• To do: Word for word, set down the records and skip each picture.

Saved entries
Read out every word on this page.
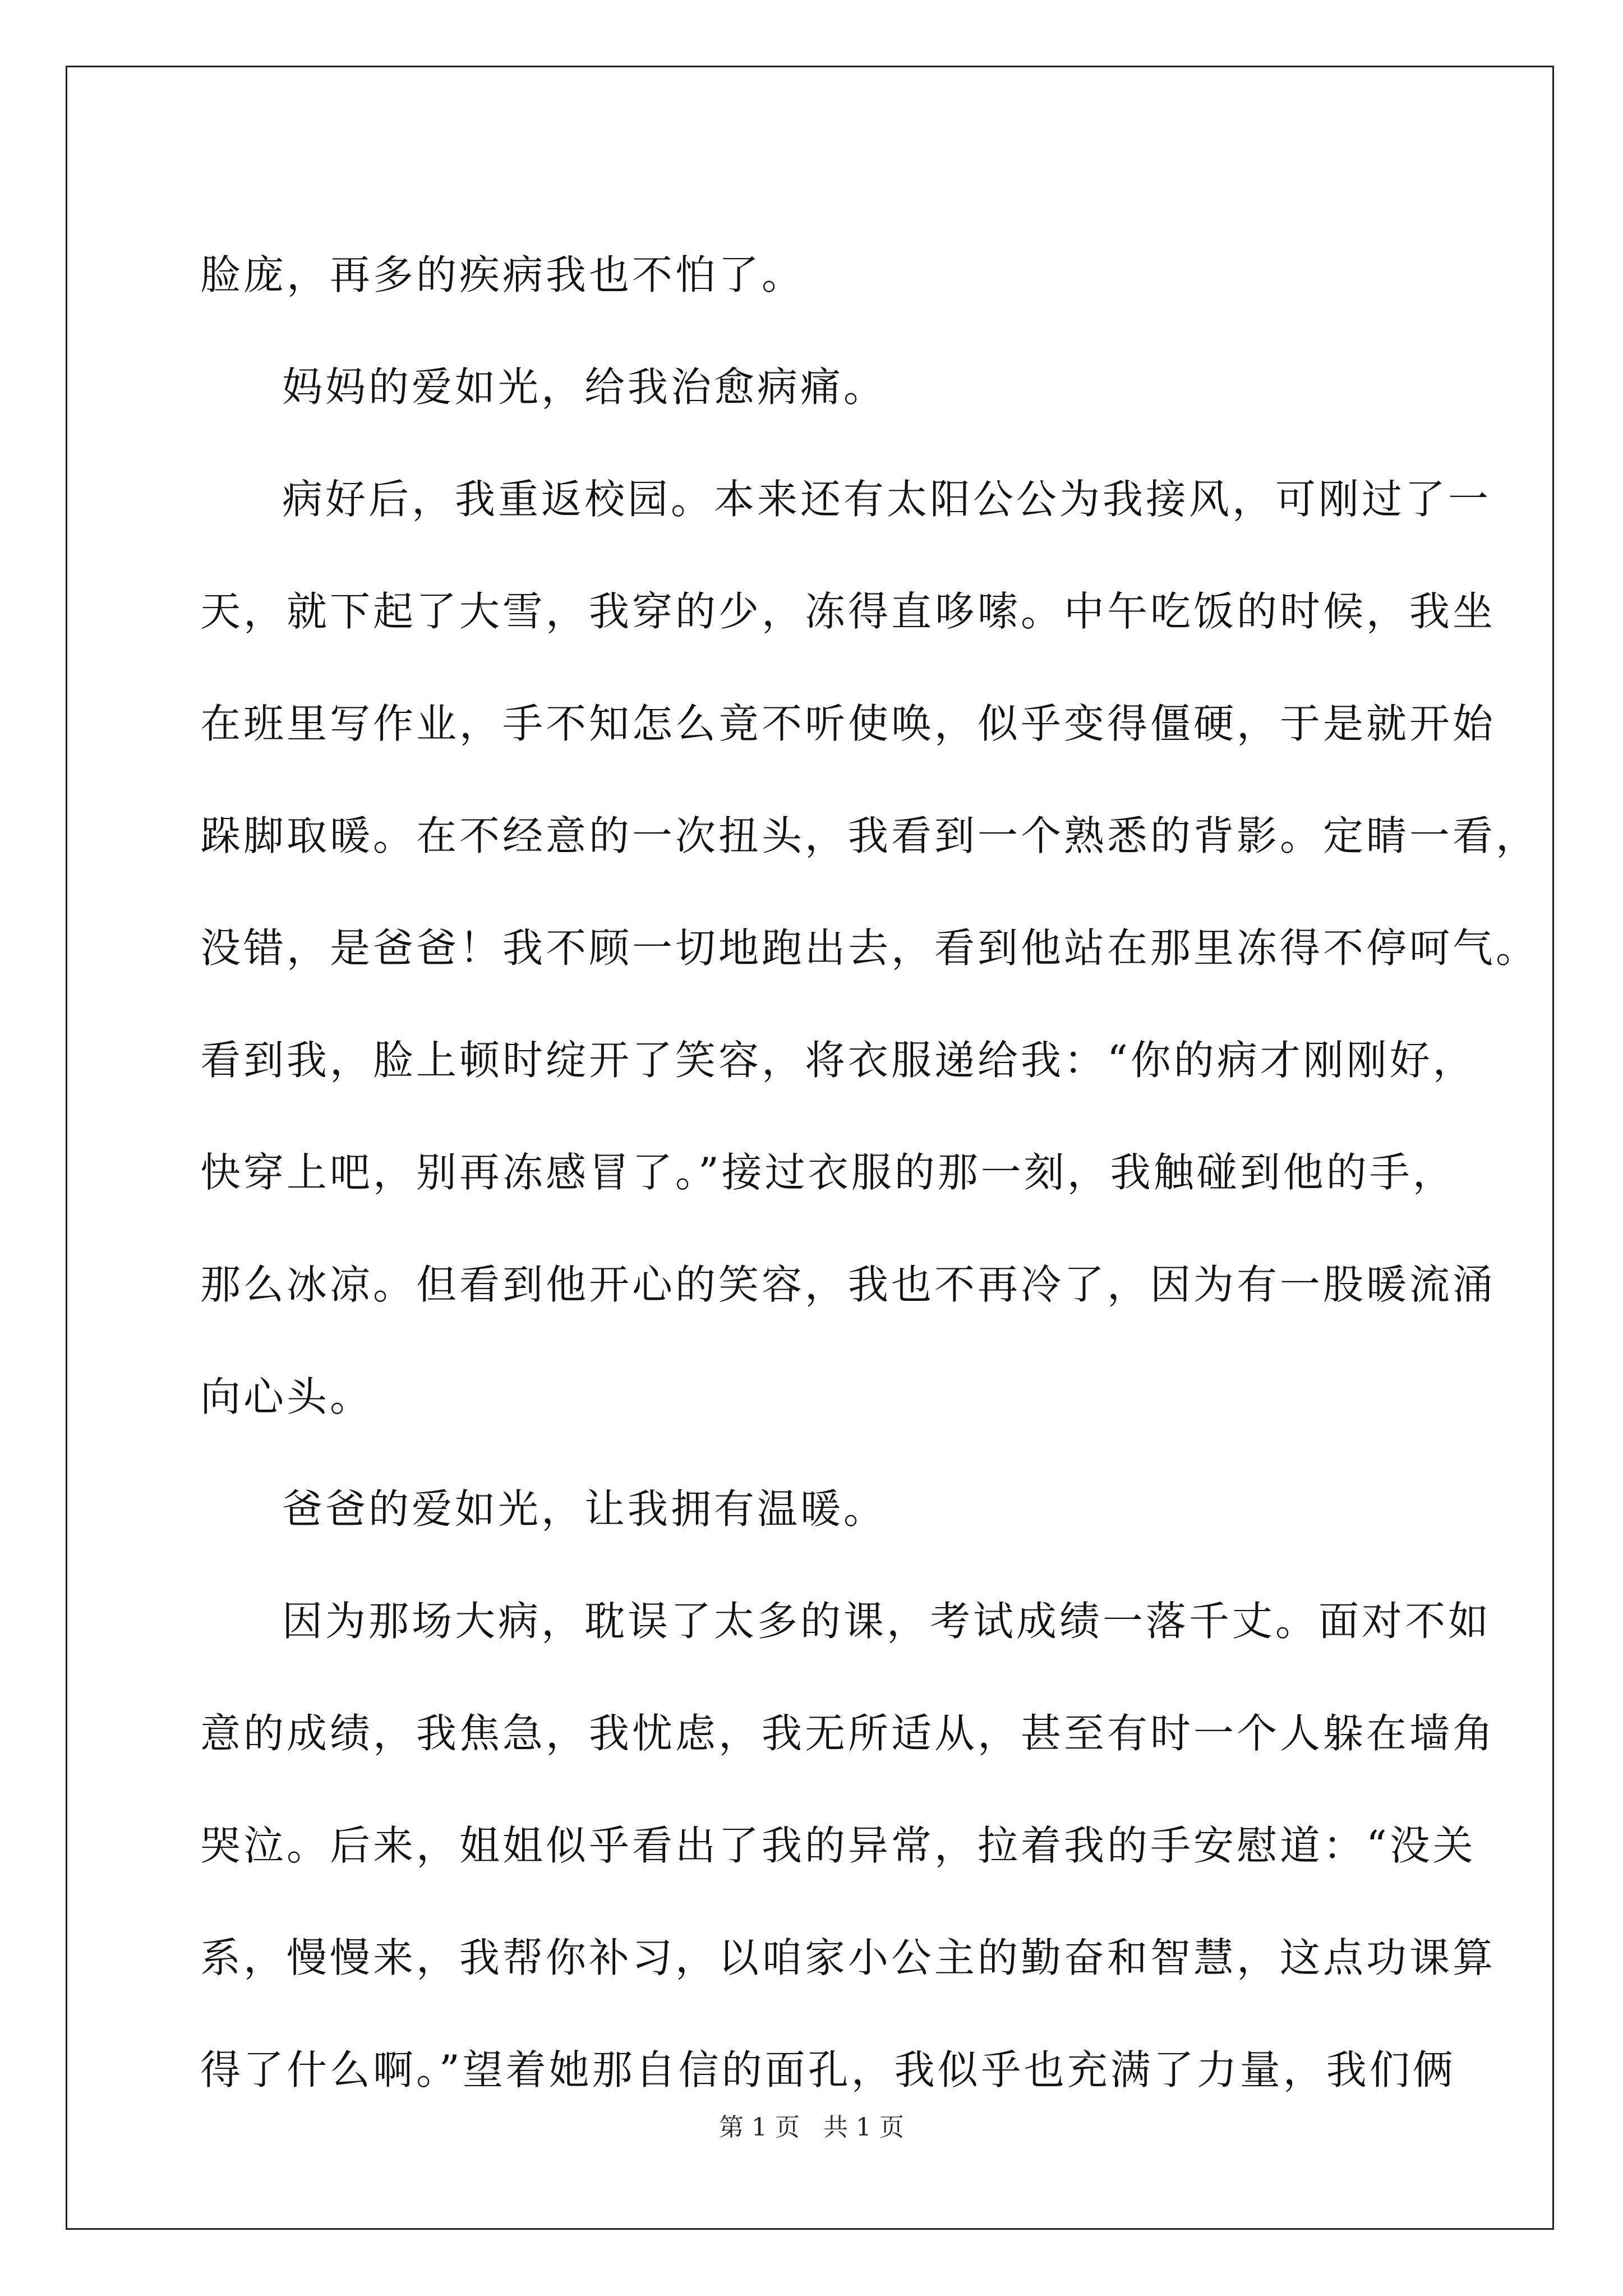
脸庞，再多的疾病我也不怕了。

妈妈的爱如光，给我治愈病痛。

病好后，我重返校园。本来还有太阳公公为我接风，可刚过了一

天，就下起了大雪，我穿的少，冻得直哆嗦。中午吃饭的时候，我坐

在班里写作业，手不知怎么竟不听使唤，似乎变得僵硬，于是就开始

跺脚取暖。在不经意的一次扭头，我看到一个熟悉的背影。定睛一看，

没错，是爸爸！我不顾一切地跑出去，看到他站在那里冻得不停呵气。

看到我，脸上顿时绽开了笑容，将衣服递给我：“你的病才刚刚好，

快穿上吧，别再冻感冒了。”接过衣服的那一刻，我触碰到他的手，

那么冰凉。但看到他开心的笑容，我也不再冷了，因为有一股暖流涌

向心头。

爸爸的爱如光，让我拥有温暖。

因为那场大病，耽误了太多的课，考试成绩一落千丈。面对不如

意的成绩，我焦急，我忧虑，我无所适从，甚至有时一个人躲在墙角

哭泣。后来，姐姐似乎看出了我的异常，拉着我的手安慰道：“没关

系，慢慢来，我帮你补习，以咱家小公主的勤奋和智慧，这点功课算

得了什么啊。”望着她那自信的面孔，我似乎也充满了力量，我们俩

第 1 页   共 1 页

• Written reply:
Read out every word on this page.
脸庞，再多的疾病我也不怕了。

妈妈的爱如光，给我治愈病痛。

病好后，我重返校园。本来还有太阳公公为我接风，可刚过了一

天，就下起了大雪，我穿的少，冻得直哆嗦。中午吃饭的时候，我坐

在班里写作业，手不知怎么竟不听使唤，似乎变得僵硬，于是就开始

跺脚取暖。在不经意的一次扭头，我看到一个熟悉的背影。定睛一看，

没错，是爸爸！我不顾一切地跑出去，看到他站在那里冻得不停呵气。

看到我，脸上顿时绽开了笑容，将衣服递给我：“你的病才刚刚好，

快穿上吧，别再冻感冒了。”接过衣服的那一刻，我触碰到他的手，

那么冰凉。但看到他开心的笑容，我也不再冷了，因为有一股暖流涌

向心头。

爸爸的爱如光，让我拥有温暖。

因为那场大病，耽误了太多的课，考试成绩一落千丈。面对不如

意的成绩，我焦急，我忧虑，我无所适从，甚至有时一个人躲在墙角

哭泣。后来，姐姐似乎看出了我的异常，拉着我的手安慰道：“没关

系，慢慢来，我帮你补习，以咱家小公主的勤奋和智慧，这点功课算

得了什么啊。”望着她那自信的面孔，我似乎也充满了力量，我们俩

第 1 页   共 1 页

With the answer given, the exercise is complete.